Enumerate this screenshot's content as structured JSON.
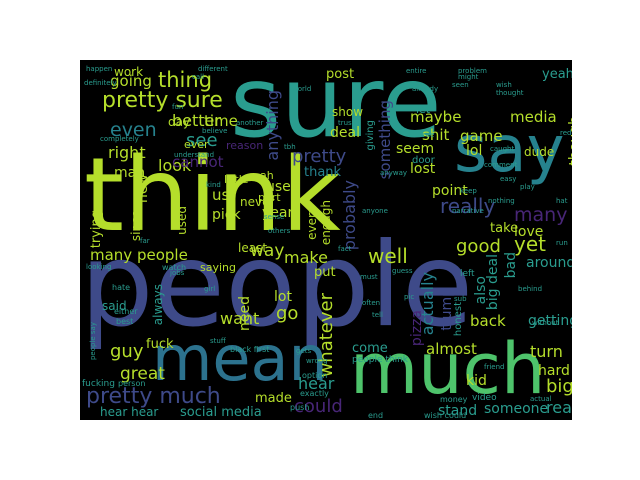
{
  "colors": {
    "background": "#000000",
    "page": "#ffffff"
  },
  "words": [
    {
      "text": "sure",
      "color": "#2a9d8f"
    },
    {
      "text": "think",
      "color": "#b5de2b"
    },
    {
      "text": "people",
      "color": "#3e4a89"
    },
    {
      "text": "say",
      "color": "#26828e"
    },
    {
      "text": "mean",
      "color": "#2c728e"
    },
    {
      "text": "much",
      "color": "#4ec36b"
    },
    {
      "text": "pretty sure",
      "color": "#b5de2b"
    },
    {
      "text": "pretty much",
      "color": "#3e4a89"
    },
    {
      "text": "thing",
      "color": "#b5de2b"
    },
    {
      "text": "even",
      "color": "#26828e"
    },
    {
      "text": "going",
      "color": "#b5de2b"
    },
    {
      "text": "better",
      "color": "#b5de2b"
    },
    {
      "text": "time",
      "color": "#b5de2b"
    },
    {
      "text": "see",
      "color": "#2a9d8f"
    },
    {
      "text": "right",
      "color": "#b5de2b"
    },
    {
      "text": "look",
      "color": "#b5de2b"
    },
    {
      "text": "new",
      "color": "#b5de2b"
    },
    {
      "text": "man",
      "color": "#b5de2b"
    },
    {
      "text": "cannot",
      "color": "#482677"
    },
    {
      "text": "anything",
      "color": "#3e4a89"
    },
    {
      "text": "pretty",
      "color": "#3e4a89"
    },
    {
      "text": "thank",
      "color": "#26828e"
    },
    {
      "text": "probably",
      "color": "#3e4a89"
    },
    {
      "text": "something",
      "color": "#3e4a89"
    },
    {
      "text": "really",
      "color": "#3e4a89"
    },
    {
      "text": "maybe",
      "color": "#b5de2b"
    },
    {
      "text": "shit",
      "color": "#b5de2b"
    },
    {
      "text": "seem",
      "color": "#b5de2b"
    },
    {
      "text": "lost",
      "color": "#b5de2b"
    },
    {
      "text": "game",
      "color": "#b5de2b"
    },
    {
      "text": "media",
      "color": "#b5de2b"
    },
    {
      "text": "though",
      "color": "#b5de2b"
    },
    {
      "text": "lol",
      "color": "#b5de2b"
    },
    {
      "text": "point",
      "color": "#b5de2b"
    },
    {
      "text": "many",
      "color": "#482677"
    },
    {
      "text": "many people",
      "color": "#b5de2b"
    },
    {
      "text": "way",
      "color": "#b5de2b"
    },
    {
      "text": "make",
      "color": "#b5de2b"
    },
    {
      "text": "well",
      "color": "#b5de2b"
    },
    {
      "text": "good",
      "color": "#b5de2b"
    },
    {
      "text": "yet",
      "color": "#b5de2b"
    },
    {
      "text": "love",
      "color": "#b5de2b"
    },
    {
      "text": "take",
      "color": "#b5de2b"
    },
    {
      "text": "actually",
      "color": "#26828e"
    },
    {
      "text": "also",
      "color": "#2a9d8f"
    },
    {
      "text": "bad",
      "color": "#2a9d8f"
    },
    {
      "text": "big deal",
      "color": "#2a9d8f"
    },
    {
      "text": "around",
      "color": "#2a9d8f"
    },
    {
      "text": "getting",
      "color": "#2a9d8f"
    },
    {
      "text": "back",
      "color": "#b5de2b"
    },
    {
      "text": "almost",
      "color": "#b5de2b"
    },
    {
      "text": "turn",
      "color": "#b5de2b"
    },
    {
      "text": "hard",
      "color": "#b5de2b"
    },
    {
      "text": "big",
      "color": "#b5de2b"
    },
    {
      "text": "real",
      "color": "#2a9d8f"
    },
    {
      "text": "someone",
      "color": "#2a9d8f"
    },
    {
      "text": "stand",
      "color": "#2a9d8f"
    },
    {
      "text": "kid",
      "color": "#b5de2b"
    },
    {
      "text": "could",
      "color": "#482677"
    },
    {
      "text": "hear",
      "color": "#2a9d8f"
    },
    {
      "text": "made",
      "color": "#b5de2b"
    },
    {
      "text": "great",
      "color": "#b5de2b"
    },
    {
      "text": "guy",
      "color": "#b5de2b"
    },
    {
      "text": "fuck",
      "color": "#b5de2b"
    },
    {
      "text": "want",
      "color": "#b5de2b"
    },
    {
      "text": "need",
      "color": "#b5de2b"
    },
    {
      "text": "go",
      "color": "#b5de2b"
    },
    {
      "text": "lot",
      "color": "#b5de2b"
    },
    {
      "text": "whatever",
      "color": "#b5de2b"
    },
    {
      "text": "trump",
      "color": "#3e4a89"
    },
    {
      "text": "pizza",
      "color": "#482677"
    },
    {
      "text": "come",
      "color": "#2a9d8f"
    },
    {
      "text": "social media",
      "color": "#2a9d8f"
    },
    {
      "text": "hear hear",
      "color": "#2a9d8f"
    },
    {
      "text": "said",
      "color": "#2a9d8f"
    },
    {
      "text": "always",
      "color": "#2a9d8f"
    },
    {
      "text": "us",
      "color": "#b5de2b"
    },
    {
      "text": "use",
      "color": "#b5de2b"
    },
    {
      "text": "pick",
      "color": "#b5de2b"
    },
    {
      "text": "year",
      "color": "#b5de2b"
    },
    {
      "text": "used",
      "color": "#b5de2b"
    },
    {
      "text": "since",
      "color": "#b5de2b"
    },
    {
      "text": "trying",
      "color": "#b5de2b"
    },
    {
      "text": "work",
      "color": "#b5de2b"
    },
    {
      "text": "day",
      "color": "#b5de2b"
    },
    {
      "text": "post",
      "color": "#b5de2b"
    },
    {
      "text": "show",
      "color": "#b5de2b"
    },
    {
      "text": "deal",
      "color": "#b5de2b"
    },
    {
      "text": "yeah",
      "color": "#2a9d8f"
    },
    {
      "text": "dude",
      "color": "#b5de2b"
    },
    {
      "text": "every",
      "color": "#b5de2b"
    },
    {
      "text": "enough",
      "color": "#b5de2b"
    },
    {
      "text": "put",
      "color": "#b5de2b"
    },
    {
      "text": "never",
      "color": "#b5de2b"
    },
    {
      "text": "least",
      "color": "#b5de2b"
    },
    {
      "text": "saying",
      "color": "#b5de2b"
    },
    {
      "text": "little",
      "color": "#b5de2b"
    },
    {
      "text": "part",
      "color": "#b5de2b"
    },
    {
      "text": "ever",
      "color": "#b5de2b"
    },
    {
      "text": "ah",
      "color": "#b5de2b"
    },
    {
      "text": "reason",
      "color": "#482677"
    },
    {
      "text": "let",
      "color": "#2a9d8f"
    },
    {
      "text": "giving",
      "color": "#2a9d8f"
    },
    {
      "text": "door",
      "color": "#2a9d8f"
    },
    {
      "text": "left",
      "color": "#2a9d8f"
    },
    {
      "text": "honest",
      "color": "#2a9d8f"
    },
    {
      "text": "people think",
      "color": "#2a9d8f"
    },
    {
      "text": "black first",
      "color": "#2a9d8f"
    },
    {
      "text": "option",
      "color": "#2a9d8f"
    },
    {
      "text": "money",
      "color": "#2a9d8f"
    },
    {
      "text": "video",
      "color": "#2a9d8f"
    },
    {
      "text": "end",
      "color": "#2a9d8f"
    },
    {
      "text": "push",
      "color": "#2a9d8f"
    },
    {
      "text": "exactly",
      "color": "#2a9d8f"
    },
    {
      "text": "person",
      "color": "#2a9d8f"
    },
    {
      "text": "fucking",
      "color": "#2a9d8f"
    },
    {
      "text": "hate",
      "color": "#2a9d8f"
    },
    {
      "text": "best",
      "color": "#2a9d8f"
    },
    {
      "text": "either",
      "color": "#2a9d8f"
    },
    {
      "text": "watch",
      "color": "#2a9d8f"
    },
    {
      "text": "looking",
      "color": "#2a9d8f"
    },
    {
      "text": "far",
      "color": "#2a9d8f"
    },
    {
      "text": "kind",
      "color": "#2a9d8f"
    },
    {
      "text": "understand",
      "color": "#2a9d8f"
    },
    {
      "text": "believe",
      "color": "#2a9d8f"
    },
    {
      "text": "another",
      "color": "#2a9d8f"
    },
    {
      "text": "different",
      "color": "#2a9d8f"
    },
    {
      "text": "happen",
      "color": "#2a9d8f"
    },
    {
      "text": "definitely",
      "color": "#2a9d8f"
    },
    {
      "text": "completely",
      "color": "#2a9d8f"
    },
    {
      "text": "world",
      "color": "#2a9d8f"
    },
    {
      "text": "entire",
      "color": "#2a9d8f"
    },
    {
      "text": "problem",
      "color": "#2a9d8f"
    },
    {
      "text": "wish",
      "color": "#2a9d8f"
    },
    {
      "text": "thought",
      "color": "#2a9d8f"
    },
    {
      "text": "already",
      "color": "#2a9d8f"
    },
    {
      "text": "seen",
      "color": "#2a9d8f"
    },
    {
      "text": "trust",
      "color": "#2a9d8f"
    },
    {
      "text": "caught",
      "color": "#2a9d8f"
    },
    {
      "text": "reddit",
      "color": "#2a9d8f"
    },
    {
      "text": "comment",
      "color": "#2a9d8f"
    },
    {
      "text": "play",
      "color": "#2a9d8f"
    },
    {
      "text": "nothing",
      "color": "#2a9d8f"
    },
    {
      "text": "easy",
      "color": "#2a9d8f"
    },
    {
      "text": "hat",
      "color": "#2a9d8f"
    },
    {
      "text": "run",
      "color": "#2a9d8f"
    },
    {
      "text": "behind",
      "color": "#2a9d8f"
    },
    {
      "text": "without",
      "color": "#2a9d8f"
    },
    {
      "text": "actual",
      "color": "#2a9d8f"
    },
    {
      "text": "wish could",
      "color": "#2a9d8f"
    },
    {
      "text": "tell",
      "color": "#2a9d8f"
    },
    {
      "text": "often",
      "color": "#2a9d8f"
    },
    {
      "text": "anyway",
      "color": "#2a9d8f"
    },
    {
      "text": "anyone",
      "color": "#2a9d8f"
    },
    {
      "text": "guess",
      "color": "#2a9d8f"
    },
    {
      "text": "pic",
      "color": "#2a9d8f"
    },
    {
      "text": "sub",
      "color": "#2a9d8f"
    },
    {
      "text": "friend",
      "color": "#2a9d8f"
    },
    {
      "text": "might",
      "color": "#2a9d8f"
    },
    {
      "text": "stuff",
      "color": "#2a9d8f"
    },
    {
      "text": "gets",
      "color": "#2a9d8f"
    },
    {
      "text": "girl",
      "color": "#2a9d8f"
    },
    {
      "text": "people say",
      "color": "#2a9d8f"
    },
    {
      "text": "fact",
      "color": "#2a9d8f"
    },
    {
      "text": "must",
      "color": "#2a9d8f"
    },
    {
      "text": "wrong",
      "color": "#2a9d8f"
    },
    {
      "text": "others",
      "color": "#2a9d8f"
    },
    {
      "text": "tbh",
      "color": "#2a9d8f"
    },
    {
      "text": "fun",
      "color": "#2a9d8f"
    },
    {
      "text": "true",
      "color": "#2a9d8f"
    },
    {
      "text": "keep",
      "color": "#2a9d8f"
    },
    {
      "text": "narrative",
      "color": "#2a9d8f"
    },
    {
      "text": "call",
      "color": "#2a9d8f"
    },
    {
      "text": "sense",
      "color": "#2a9d8f"
    },
    {
      "text": "jobs",
      "color": "#2a9d8f"
    }
  ]
}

▶ GIVEN TASK:
Show all lines from the listing above in which "people" appears.

▶ CORRECT OUTPUT:
      "text": "people",
      "text": "many people",
      "text": "people think",
      "text": "people say",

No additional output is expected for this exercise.